TASK STATEMENT:
Repeat, word for word, every line from the line holding "Read this page and output its text content." through the final line of the entries below. Skip all pictures.

RECORD SET:
------------------------
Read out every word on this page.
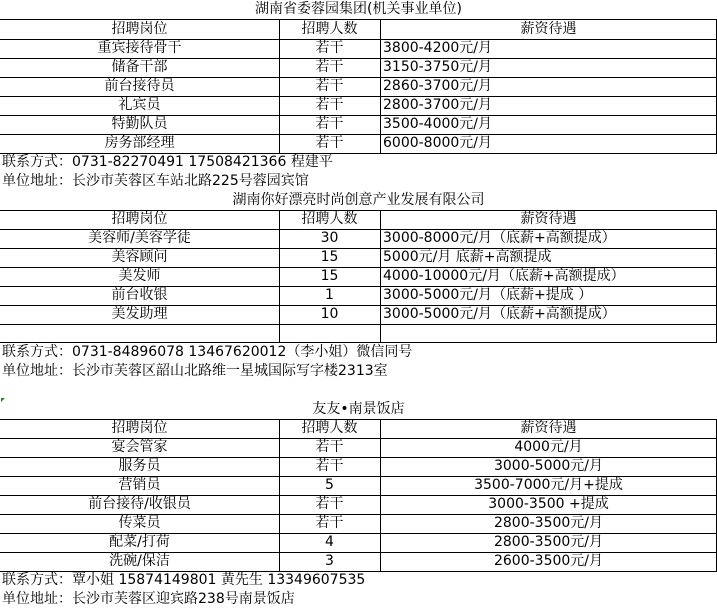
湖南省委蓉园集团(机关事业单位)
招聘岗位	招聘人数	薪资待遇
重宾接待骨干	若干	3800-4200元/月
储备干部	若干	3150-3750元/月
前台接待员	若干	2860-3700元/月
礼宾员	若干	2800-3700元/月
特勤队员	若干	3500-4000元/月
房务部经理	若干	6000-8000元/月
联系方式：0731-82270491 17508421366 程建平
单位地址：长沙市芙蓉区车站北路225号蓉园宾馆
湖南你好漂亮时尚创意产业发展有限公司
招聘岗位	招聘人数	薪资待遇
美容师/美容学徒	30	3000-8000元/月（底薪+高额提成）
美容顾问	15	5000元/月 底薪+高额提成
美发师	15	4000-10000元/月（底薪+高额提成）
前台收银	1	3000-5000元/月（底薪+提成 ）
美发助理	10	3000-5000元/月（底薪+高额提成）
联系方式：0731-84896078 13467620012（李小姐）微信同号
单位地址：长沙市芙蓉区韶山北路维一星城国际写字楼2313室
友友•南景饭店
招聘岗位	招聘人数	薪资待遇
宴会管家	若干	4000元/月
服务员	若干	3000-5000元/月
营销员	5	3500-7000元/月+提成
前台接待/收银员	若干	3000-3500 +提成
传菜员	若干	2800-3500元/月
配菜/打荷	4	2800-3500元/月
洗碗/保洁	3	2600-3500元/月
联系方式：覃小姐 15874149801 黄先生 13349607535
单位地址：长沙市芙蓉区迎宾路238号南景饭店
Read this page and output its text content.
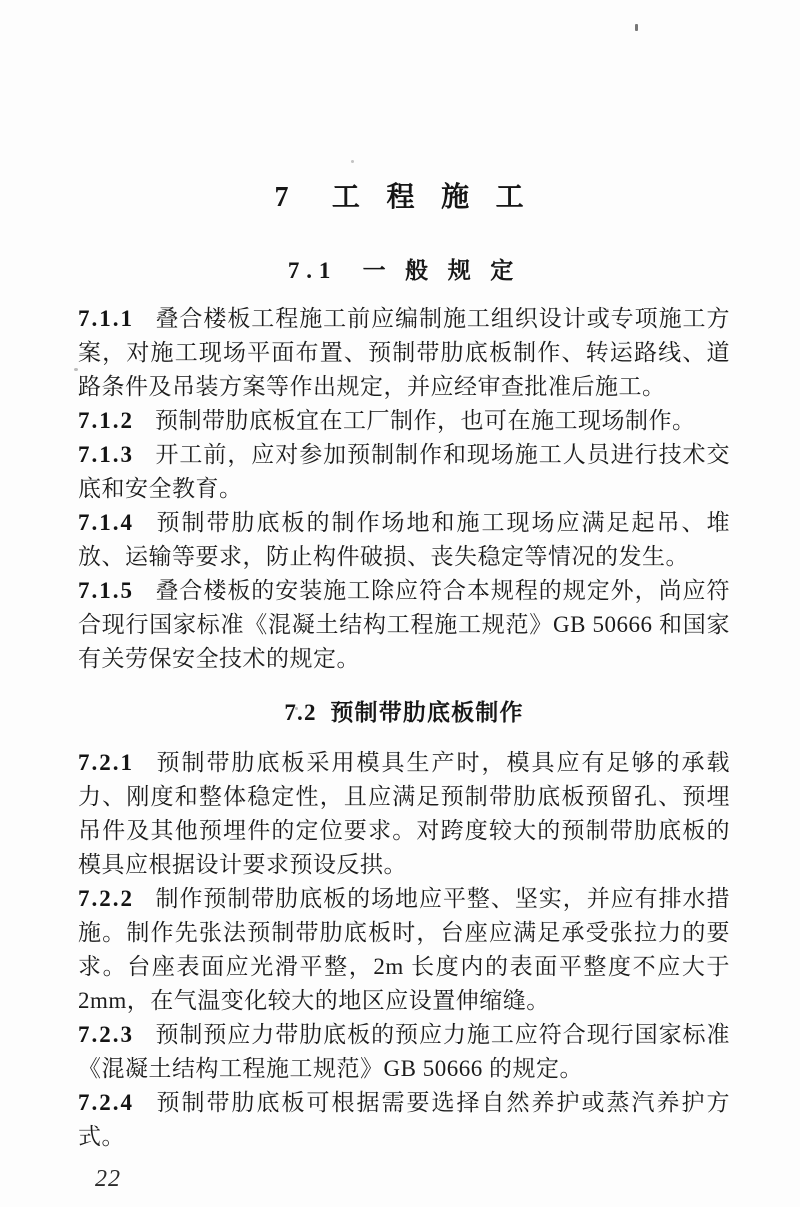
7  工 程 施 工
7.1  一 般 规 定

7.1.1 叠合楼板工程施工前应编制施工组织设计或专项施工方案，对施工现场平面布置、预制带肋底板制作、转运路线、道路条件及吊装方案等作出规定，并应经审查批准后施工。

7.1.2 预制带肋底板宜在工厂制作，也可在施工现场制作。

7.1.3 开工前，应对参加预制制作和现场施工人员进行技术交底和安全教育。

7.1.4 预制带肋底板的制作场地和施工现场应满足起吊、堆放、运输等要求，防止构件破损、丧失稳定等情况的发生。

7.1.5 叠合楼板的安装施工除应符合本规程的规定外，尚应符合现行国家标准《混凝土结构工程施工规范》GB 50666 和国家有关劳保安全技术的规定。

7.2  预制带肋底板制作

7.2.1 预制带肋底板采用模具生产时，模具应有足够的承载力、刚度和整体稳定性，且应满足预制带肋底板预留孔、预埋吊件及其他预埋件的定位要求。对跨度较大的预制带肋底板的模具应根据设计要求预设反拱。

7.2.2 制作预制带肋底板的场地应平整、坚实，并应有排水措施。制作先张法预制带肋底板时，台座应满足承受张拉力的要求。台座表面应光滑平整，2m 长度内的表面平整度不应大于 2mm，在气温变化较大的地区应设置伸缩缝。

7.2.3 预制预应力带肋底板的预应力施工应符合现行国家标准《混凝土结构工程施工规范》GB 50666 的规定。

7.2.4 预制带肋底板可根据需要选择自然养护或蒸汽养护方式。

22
------------------------
SOLUTION TO THIS EXERCISE:
Read this page and output its text content.
7  工 程 施 工
7.1  一 般 规 定

7.1.1 叠合楼板工程施工前应编制施工组织设计或专项施工方案，对施工现场平面布置、预制带肋底板制作、转运路线、道路条件及吊装方案等作出规定，并应经审查批准后施工。

7.1.2 预制带肋底板宜在工厂制作，也可在施工现场制作。

7.1.3 开工前，应对参加预制制作和现场施工人员进行技术交底和安全教育。

7.1.4 预制带肋底板的制作场地和施工现场应满足起吊、堆放、运输等要求，防止构件破损、丧失稳定等情况的发生。

7.1.5 叠合楼板的安装施工除应符合本规程的规定外，尚应符合现行国家标准《混凝土结构工程施工规范》GB 50666 和国家有关劳保安全技术的规定。

7.2  预制带肋底板制作

7.2.1 预制带肋底板采用模具生产时，模具应有足够的承载力、刚度和整体稳定性，且应满足预制带肋底板预留孔、预埋吊件及其他预埋件的定位要求。对跨度较大的预制带肋底板的模具应根据设计要求预设反拱。

7.2.2 制作预制带肋底板的场地应平整、坚实，并应有排水措施。制作先张法预制带肋底板时，台座应满足承受张拉力的要求。台座表面应光滑平整，2m 长度内的表面平整度不应大于 2mm，在气温变化较大的地区应设置伸缩缝。

7.2.3 预制预应力带肋底板的预应力施工应符合现行国家标准《混凝土结构工程施工规范》GB 50666 的规定。

7.2.4 预制带肋底板可根据需要选择自然养护或蒸汽养护方式。

22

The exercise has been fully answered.